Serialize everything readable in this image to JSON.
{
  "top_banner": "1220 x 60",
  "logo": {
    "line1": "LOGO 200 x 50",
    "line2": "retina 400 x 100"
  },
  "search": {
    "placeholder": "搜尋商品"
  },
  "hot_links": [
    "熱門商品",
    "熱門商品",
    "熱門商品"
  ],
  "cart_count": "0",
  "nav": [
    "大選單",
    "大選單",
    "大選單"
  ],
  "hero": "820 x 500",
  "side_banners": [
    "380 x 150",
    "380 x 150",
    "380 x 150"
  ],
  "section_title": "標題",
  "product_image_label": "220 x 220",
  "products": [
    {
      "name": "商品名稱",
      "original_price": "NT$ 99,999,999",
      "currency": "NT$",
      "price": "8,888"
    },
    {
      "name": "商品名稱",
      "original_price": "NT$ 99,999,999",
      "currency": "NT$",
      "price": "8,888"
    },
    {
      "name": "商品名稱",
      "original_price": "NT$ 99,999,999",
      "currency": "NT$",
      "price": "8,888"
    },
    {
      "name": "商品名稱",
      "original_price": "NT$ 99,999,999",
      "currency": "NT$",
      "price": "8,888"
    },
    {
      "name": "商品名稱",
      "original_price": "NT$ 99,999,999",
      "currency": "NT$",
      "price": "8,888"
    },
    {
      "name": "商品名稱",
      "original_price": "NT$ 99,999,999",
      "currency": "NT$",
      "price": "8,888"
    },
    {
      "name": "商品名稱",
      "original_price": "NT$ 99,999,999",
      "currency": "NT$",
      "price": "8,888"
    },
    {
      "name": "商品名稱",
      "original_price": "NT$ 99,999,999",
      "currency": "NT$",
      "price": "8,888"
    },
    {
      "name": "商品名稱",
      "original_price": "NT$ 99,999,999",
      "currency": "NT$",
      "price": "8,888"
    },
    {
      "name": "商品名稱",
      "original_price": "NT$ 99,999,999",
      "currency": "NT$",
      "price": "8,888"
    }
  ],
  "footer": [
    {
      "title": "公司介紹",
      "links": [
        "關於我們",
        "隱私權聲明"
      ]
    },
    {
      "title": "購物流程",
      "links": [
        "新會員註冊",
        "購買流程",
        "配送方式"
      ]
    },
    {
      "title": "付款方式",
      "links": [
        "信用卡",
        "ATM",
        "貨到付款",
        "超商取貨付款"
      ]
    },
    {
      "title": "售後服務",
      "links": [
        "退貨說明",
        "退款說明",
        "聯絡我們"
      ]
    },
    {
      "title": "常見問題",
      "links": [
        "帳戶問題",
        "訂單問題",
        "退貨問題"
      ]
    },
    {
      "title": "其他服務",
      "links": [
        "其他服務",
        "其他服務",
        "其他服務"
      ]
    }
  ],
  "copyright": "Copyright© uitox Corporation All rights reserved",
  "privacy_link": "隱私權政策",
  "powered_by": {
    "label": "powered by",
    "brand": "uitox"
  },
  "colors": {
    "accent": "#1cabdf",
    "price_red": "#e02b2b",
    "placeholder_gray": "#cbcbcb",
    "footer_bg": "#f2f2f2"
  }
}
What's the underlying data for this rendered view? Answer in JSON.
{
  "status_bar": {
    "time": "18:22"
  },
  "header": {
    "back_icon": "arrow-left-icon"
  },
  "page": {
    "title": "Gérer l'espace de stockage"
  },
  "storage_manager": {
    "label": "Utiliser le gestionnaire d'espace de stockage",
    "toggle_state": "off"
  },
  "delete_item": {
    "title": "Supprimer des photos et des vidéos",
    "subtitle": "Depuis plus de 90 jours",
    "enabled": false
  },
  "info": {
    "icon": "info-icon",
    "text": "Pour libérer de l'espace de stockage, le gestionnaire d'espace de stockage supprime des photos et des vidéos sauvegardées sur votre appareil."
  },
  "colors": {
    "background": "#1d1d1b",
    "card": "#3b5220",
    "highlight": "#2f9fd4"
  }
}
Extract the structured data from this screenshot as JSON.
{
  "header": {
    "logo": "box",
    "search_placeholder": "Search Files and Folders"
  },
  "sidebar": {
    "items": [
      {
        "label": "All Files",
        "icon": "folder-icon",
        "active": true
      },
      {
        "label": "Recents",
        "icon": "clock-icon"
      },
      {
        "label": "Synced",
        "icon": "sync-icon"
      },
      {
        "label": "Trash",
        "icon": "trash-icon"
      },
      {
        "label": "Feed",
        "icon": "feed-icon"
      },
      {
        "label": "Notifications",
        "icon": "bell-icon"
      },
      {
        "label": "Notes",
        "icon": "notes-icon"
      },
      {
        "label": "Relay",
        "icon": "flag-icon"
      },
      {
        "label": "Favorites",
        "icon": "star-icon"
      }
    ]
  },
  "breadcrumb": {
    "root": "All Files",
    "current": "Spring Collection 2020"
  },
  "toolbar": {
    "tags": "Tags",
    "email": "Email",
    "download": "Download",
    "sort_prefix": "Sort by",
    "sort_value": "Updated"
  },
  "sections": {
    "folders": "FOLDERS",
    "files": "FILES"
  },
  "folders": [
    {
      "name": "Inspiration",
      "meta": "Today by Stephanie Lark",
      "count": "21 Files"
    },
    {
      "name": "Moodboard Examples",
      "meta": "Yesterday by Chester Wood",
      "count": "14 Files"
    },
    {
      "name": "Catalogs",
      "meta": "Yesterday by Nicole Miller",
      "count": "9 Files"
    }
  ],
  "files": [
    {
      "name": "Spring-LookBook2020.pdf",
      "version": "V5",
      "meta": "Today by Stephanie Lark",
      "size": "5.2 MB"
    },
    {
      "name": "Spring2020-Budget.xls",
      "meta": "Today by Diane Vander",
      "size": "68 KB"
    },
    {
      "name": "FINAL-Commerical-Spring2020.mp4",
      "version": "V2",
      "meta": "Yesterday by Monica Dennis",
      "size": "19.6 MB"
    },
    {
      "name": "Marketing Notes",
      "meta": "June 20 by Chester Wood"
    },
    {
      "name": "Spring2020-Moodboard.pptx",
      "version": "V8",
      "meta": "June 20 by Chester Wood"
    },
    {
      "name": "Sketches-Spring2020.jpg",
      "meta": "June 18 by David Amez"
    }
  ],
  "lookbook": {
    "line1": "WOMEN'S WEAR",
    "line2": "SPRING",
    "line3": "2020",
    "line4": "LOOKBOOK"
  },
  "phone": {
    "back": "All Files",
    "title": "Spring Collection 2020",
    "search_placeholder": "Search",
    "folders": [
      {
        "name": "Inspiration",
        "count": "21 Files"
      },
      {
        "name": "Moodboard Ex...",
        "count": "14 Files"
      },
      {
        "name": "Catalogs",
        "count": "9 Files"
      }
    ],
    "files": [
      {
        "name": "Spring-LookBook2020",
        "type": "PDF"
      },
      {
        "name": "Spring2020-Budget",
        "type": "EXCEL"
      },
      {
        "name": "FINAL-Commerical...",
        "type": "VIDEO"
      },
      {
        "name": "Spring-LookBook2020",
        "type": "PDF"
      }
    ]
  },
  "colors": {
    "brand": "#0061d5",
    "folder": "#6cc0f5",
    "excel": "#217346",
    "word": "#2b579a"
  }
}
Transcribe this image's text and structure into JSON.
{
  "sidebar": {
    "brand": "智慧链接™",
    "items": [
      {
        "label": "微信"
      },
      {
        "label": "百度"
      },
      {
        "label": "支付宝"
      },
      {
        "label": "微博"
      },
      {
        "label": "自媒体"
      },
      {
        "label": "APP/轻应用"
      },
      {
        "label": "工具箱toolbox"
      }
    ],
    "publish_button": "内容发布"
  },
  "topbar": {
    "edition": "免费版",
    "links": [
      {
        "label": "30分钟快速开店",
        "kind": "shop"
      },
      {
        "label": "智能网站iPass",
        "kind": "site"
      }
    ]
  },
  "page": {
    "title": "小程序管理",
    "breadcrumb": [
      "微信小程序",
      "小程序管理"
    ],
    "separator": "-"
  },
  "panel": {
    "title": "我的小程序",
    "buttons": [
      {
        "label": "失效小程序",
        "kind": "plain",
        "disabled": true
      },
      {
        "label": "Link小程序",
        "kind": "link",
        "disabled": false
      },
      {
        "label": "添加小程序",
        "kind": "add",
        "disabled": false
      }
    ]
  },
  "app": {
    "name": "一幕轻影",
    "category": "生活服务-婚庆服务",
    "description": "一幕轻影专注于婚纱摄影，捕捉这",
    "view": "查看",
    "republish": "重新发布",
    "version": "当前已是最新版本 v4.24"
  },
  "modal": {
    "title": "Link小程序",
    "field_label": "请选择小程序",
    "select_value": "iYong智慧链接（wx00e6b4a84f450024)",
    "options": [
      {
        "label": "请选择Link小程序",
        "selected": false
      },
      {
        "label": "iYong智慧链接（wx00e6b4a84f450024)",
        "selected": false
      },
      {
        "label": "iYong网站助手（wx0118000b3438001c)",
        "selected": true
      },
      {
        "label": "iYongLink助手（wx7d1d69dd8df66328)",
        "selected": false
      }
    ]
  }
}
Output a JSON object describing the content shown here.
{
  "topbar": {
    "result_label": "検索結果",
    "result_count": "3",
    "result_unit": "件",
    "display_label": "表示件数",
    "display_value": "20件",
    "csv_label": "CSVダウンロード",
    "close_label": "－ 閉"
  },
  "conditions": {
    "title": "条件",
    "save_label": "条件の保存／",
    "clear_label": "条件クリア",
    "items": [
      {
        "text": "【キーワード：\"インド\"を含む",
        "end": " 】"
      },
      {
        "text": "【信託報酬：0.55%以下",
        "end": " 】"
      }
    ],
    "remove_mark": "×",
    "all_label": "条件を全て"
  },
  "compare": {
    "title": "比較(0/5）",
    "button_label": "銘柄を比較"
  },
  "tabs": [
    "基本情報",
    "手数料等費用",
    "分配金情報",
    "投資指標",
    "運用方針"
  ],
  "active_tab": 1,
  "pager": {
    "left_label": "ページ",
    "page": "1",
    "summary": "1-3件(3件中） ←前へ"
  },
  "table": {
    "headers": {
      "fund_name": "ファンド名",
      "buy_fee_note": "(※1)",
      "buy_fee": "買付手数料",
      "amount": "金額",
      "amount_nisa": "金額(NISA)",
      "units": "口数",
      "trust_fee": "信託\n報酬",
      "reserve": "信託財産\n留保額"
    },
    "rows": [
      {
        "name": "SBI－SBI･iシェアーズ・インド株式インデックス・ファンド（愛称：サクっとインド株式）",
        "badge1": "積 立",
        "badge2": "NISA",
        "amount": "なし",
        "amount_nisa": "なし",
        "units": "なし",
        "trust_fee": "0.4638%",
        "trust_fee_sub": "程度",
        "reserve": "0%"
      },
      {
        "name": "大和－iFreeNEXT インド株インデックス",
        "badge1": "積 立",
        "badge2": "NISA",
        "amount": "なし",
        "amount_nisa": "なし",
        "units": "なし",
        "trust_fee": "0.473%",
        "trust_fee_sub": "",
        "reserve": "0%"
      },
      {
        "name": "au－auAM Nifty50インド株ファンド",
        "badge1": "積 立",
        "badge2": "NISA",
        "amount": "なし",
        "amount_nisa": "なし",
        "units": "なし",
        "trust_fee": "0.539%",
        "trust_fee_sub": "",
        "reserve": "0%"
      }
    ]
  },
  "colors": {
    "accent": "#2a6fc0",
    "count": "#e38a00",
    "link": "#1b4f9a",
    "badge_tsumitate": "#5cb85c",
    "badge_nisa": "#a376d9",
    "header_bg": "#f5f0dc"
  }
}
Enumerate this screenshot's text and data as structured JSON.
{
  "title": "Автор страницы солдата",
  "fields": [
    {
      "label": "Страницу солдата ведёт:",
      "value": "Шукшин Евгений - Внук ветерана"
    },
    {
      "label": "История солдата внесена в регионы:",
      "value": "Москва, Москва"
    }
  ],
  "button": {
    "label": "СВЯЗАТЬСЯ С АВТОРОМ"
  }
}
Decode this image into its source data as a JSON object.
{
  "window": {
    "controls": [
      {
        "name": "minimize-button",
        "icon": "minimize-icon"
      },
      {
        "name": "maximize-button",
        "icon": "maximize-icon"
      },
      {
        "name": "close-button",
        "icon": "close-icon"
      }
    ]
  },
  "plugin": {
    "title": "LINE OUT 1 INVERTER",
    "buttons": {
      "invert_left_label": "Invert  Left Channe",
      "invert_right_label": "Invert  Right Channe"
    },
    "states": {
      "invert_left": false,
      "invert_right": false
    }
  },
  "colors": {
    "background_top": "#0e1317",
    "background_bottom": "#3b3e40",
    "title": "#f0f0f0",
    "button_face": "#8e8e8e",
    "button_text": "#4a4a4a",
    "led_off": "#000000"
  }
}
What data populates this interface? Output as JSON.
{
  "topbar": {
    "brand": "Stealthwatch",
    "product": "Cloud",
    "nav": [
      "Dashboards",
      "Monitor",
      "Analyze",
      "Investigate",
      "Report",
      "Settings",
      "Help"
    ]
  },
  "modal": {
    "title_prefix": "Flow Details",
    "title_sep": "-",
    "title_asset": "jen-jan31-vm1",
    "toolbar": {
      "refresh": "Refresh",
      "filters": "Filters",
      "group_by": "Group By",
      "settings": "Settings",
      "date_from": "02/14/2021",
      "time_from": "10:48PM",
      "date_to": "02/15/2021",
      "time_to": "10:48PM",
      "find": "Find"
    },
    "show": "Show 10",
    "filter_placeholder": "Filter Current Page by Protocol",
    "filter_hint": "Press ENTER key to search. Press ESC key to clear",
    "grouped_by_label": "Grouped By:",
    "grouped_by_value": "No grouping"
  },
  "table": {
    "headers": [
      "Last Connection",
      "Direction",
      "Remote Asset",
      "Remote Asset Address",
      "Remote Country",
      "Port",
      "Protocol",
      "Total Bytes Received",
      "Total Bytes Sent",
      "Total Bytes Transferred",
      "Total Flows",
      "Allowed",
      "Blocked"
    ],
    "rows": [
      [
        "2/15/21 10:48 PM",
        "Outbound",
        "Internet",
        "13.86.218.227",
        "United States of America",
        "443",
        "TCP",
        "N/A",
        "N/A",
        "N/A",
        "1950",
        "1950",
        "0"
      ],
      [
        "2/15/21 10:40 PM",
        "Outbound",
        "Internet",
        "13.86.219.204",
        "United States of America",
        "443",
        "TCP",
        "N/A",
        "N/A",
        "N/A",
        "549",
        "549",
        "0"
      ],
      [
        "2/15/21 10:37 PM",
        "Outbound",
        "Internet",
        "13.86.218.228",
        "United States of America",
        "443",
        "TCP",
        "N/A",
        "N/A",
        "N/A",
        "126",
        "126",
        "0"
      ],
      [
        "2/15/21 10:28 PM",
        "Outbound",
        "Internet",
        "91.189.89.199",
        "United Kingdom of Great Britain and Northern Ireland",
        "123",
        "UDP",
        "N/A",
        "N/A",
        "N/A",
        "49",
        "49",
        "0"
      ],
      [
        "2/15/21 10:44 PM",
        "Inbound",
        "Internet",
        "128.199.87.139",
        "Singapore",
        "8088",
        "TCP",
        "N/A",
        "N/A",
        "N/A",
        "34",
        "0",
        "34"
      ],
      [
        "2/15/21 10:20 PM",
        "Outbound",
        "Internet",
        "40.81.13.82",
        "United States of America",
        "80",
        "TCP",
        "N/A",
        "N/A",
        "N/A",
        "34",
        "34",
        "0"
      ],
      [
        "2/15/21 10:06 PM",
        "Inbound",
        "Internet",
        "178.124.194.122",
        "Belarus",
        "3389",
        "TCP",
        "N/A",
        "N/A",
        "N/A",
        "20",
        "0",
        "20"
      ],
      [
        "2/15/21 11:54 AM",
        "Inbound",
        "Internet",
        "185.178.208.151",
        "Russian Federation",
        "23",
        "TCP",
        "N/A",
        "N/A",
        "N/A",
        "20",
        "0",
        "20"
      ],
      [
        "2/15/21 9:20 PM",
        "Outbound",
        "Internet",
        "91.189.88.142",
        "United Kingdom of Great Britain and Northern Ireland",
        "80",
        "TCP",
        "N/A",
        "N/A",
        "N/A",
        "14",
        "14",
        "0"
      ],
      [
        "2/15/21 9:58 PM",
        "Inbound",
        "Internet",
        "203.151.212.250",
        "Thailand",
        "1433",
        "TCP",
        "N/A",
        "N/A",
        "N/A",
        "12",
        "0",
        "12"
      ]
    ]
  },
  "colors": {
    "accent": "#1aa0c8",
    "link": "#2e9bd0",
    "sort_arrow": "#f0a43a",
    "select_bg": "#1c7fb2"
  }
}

WHAT THIS TASK INVOLVES.
Copy out every line of the data that includes the word "photos".

TASK SOLUTION.
    "title": "Supprimer des photos et des vidéos",
    "text": "Pour libérer de l'espace de stockage, le gestionnaire d'espace de stockage supprime des photos et des vidéos sauvegardées sur votre appareil."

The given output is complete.